Material for this exercise

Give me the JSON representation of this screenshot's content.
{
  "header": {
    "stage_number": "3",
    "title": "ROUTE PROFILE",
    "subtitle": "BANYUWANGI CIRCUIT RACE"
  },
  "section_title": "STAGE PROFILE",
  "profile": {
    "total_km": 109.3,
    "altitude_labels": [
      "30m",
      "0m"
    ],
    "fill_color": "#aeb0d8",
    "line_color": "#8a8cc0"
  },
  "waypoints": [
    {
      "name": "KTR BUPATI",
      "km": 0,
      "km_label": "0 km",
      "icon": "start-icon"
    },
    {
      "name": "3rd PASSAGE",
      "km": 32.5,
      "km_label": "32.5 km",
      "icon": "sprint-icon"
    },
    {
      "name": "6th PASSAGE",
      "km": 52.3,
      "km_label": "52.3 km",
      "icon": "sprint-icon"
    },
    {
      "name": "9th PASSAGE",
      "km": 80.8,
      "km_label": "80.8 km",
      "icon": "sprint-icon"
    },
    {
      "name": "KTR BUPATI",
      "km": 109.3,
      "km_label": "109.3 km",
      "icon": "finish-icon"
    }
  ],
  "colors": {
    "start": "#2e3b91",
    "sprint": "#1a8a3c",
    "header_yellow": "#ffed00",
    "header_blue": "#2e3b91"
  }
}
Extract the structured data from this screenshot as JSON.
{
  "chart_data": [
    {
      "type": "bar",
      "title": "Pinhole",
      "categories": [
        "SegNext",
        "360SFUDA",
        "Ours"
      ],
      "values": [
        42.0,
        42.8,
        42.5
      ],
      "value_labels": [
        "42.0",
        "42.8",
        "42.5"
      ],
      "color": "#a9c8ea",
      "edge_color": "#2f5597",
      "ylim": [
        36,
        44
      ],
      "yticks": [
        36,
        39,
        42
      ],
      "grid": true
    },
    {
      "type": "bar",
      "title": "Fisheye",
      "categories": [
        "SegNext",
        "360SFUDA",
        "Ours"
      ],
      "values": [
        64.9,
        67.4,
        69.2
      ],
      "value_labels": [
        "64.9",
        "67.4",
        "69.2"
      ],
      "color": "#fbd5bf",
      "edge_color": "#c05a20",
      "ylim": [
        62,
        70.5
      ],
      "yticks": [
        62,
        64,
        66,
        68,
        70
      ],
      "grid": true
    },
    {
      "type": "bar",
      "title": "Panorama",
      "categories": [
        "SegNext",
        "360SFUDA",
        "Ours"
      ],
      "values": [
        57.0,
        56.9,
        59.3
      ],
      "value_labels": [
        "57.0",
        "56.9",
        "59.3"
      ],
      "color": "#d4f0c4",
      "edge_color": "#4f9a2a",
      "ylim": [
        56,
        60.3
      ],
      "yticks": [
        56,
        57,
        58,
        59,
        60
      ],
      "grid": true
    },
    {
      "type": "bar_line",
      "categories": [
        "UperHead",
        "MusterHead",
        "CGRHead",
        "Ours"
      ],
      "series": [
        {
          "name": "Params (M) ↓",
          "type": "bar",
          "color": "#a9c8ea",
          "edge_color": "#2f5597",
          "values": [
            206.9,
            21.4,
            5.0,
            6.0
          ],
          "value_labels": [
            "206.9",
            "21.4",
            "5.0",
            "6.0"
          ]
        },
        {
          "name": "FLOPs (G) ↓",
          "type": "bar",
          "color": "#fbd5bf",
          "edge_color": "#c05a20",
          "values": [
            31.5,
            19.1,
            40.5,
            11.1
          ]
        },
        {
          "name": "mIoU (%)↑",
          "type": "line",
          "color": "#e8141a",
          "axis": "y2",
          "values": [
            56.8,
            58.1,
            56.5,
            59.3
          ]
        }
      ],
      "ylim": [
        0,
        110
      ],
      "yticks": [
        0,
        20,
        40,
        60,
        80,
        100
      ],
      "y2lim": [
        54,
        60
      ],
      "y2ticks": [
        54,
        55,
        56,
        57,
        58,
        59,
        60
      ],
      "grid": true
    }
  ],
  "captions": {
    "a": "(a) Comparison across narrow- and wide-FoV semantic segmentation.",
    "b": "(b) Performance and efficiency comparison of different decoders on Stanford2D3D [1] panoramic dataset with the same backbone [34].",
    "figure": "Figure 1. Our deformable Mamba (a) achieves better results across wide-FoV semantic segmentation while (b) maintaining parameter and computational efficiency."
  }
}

Problem to work on
Print out every record again, exactly and in full.

Answer to the problem
Give me the JSON representation of this screenshot's content.
{
  "header": {
    "stage_number": "3",
    "title": "ROUTE PROFILE",
    "subtitle": "BANYUWANGI CIRCUIT RACE"
  },
  "section_title": "STAGE PROFILE",
  "profile": {
    "total_km": 109.3,
    "altitude_labels": [
      "30m",
      "0m"
    ],
    "fill_color": "#aeb0d8",
    "line_color": "#8a8cc0"
  },
  "waypoints": [
    {
      "name": "KTR BUPATI",
      "km": 0,
      "km_label": "0 km",
      "icon": "start-icon"
    },
    {
      "name": "3rd PASSAGE",
      "km": 32.5,
      "km_label": "32.5 km",
      "icon": "sprint-icon"
    },
    {
      "name": "6th PASSAGE",
      "km": 52.3,
      "km_label": "52.3 km",
      "icon": "sprint-icon"
    },
    {
      "name": "9th PASSAGE",
      "km": 80.8,
      "km_label": "80.8 km",
      "icon": "sprint-icon"
    },
    {
      "name": "KTR BUPATI",
      "km": 109.3,
      "km_label": "109.3 km",
      "icon": "finish-icon"
    }
  ],
  "colors": {
    "start": "#2e3b91",
    "sprint": "#1a8a3c",
    "header_yellow": "#ffed00",
    "header_blue": "#2e3b91"
  }
}
Extract the structured data from this screenshot as JSON.
{
  "chart_data": [
    {
      "type": "bar",
      "title": "Pinhole",
      "categories": [
        "SegNext",
        "360SFUDA",
        "Ours"
      ],
      "values": [
        42.0,
        42.8,
        42.5
      ],
      "value_labels": [
        "42.0",
        "42.8",
        "42.5"
      ],
      "color": "#a9c8ea",
      "edge_color": "#2f5597",
      "ylim": [
        36,
        44
      ],
      "yticks": [
        36,
        39,
        42
      ],
      "grid": true
    },
    {
      "type": "bar",
      "title": "Fisheye",
      "categories": [
        "SegNext",
        "360SFUDA",
        "Ours"
      ],
      "values": [
        64.9,
        67.4,
        69.2
      ],
      "value_labels": [
        "64.9",
        "67.4",
        "69.2"
      ],
      "color": "#fbd5bf",
      "edge_color": "#c05a20",
      "ylim": [
        62,
        70.5
      ],
      "yticks": [
        62,
        64,
        66,
        68,
        70
      ],
      "grid": true
    },
    {
      "type": "bar",
      "title": "Panorama",
      "categories": [
        "SegNext",
        "360SFUDA",
        "Ours"
      ],
      "values": [
        57.0,
        56.9,
        59.3
      ],
      "value_labels": [
        "57.0",
        "56.9",
        "59.3"
      ],
      "color": "#d4f0c4",
      "edge_color": "#4f9a2a",
      "ylim": [
        56,
        60.3
      ],
      "yticks": [
        56,
        57,
        58,
        59,
        60
      ],
      "grid": true
    },
    {
      "type": "bar_line",
      "categories": [
        "UperHead",
        "MusterHead",
        "CGRHead",
        "Ours"
      ],
      "series": [
        {
          "name": "Params (M) ↓",
          "type": "bar",
          "color": "#a9c8ea",
          "edge_color": "#2f5597",
          "values": [
            206.9,
            21.4,
            5.0,
            6.0
          ],
          "value_labels": [
            "206.9",
            "21.4",
            "5.0",
            "6.0"
          ]
        },
        {
          "name": "FLOPs (G) ↓",
          "type": "bar",
          "color": "#fbd5bf",
          "edge_color": "#c05a20",
          "values": [
            31.5,
            19.1,
            40.5,
            11.1
          ]
        },
        {
          "name": "mIoU (%)↑",
          "type": "line",
          "color": "#e8141a",
          "axis": "y2",
          "values": [
            56.8,
            58.1,
            56.5,
            59.3
          ]
        }
      ],
      "ylim": [
        0,
        110
      ],
      "yticks": [
        0,
        20,
        40,
        60,
        80,
        100
      ],
      "y2lim": [
        54,
        60
      ],
      "y2ticks": [
        54,
        55,
        56,
        57,
        58,
        59,
        60
      ],
      "grid": true
    }
  ],
  "captions": {
    "a": "(a) Comparison across narrow- and wide-FoV semantic segmentation.",
    "b": "(b) Performance and efficiency comparison of different decoders on Stanford2D3D [1] panoramic dataset with the same backbone [34].",
    "figure": "Figure 1. Our deformable Mamba (a) achieves better results across wide-FoV semantic segmentation while (b) maintaining parameter and computational efficiency."
  }
}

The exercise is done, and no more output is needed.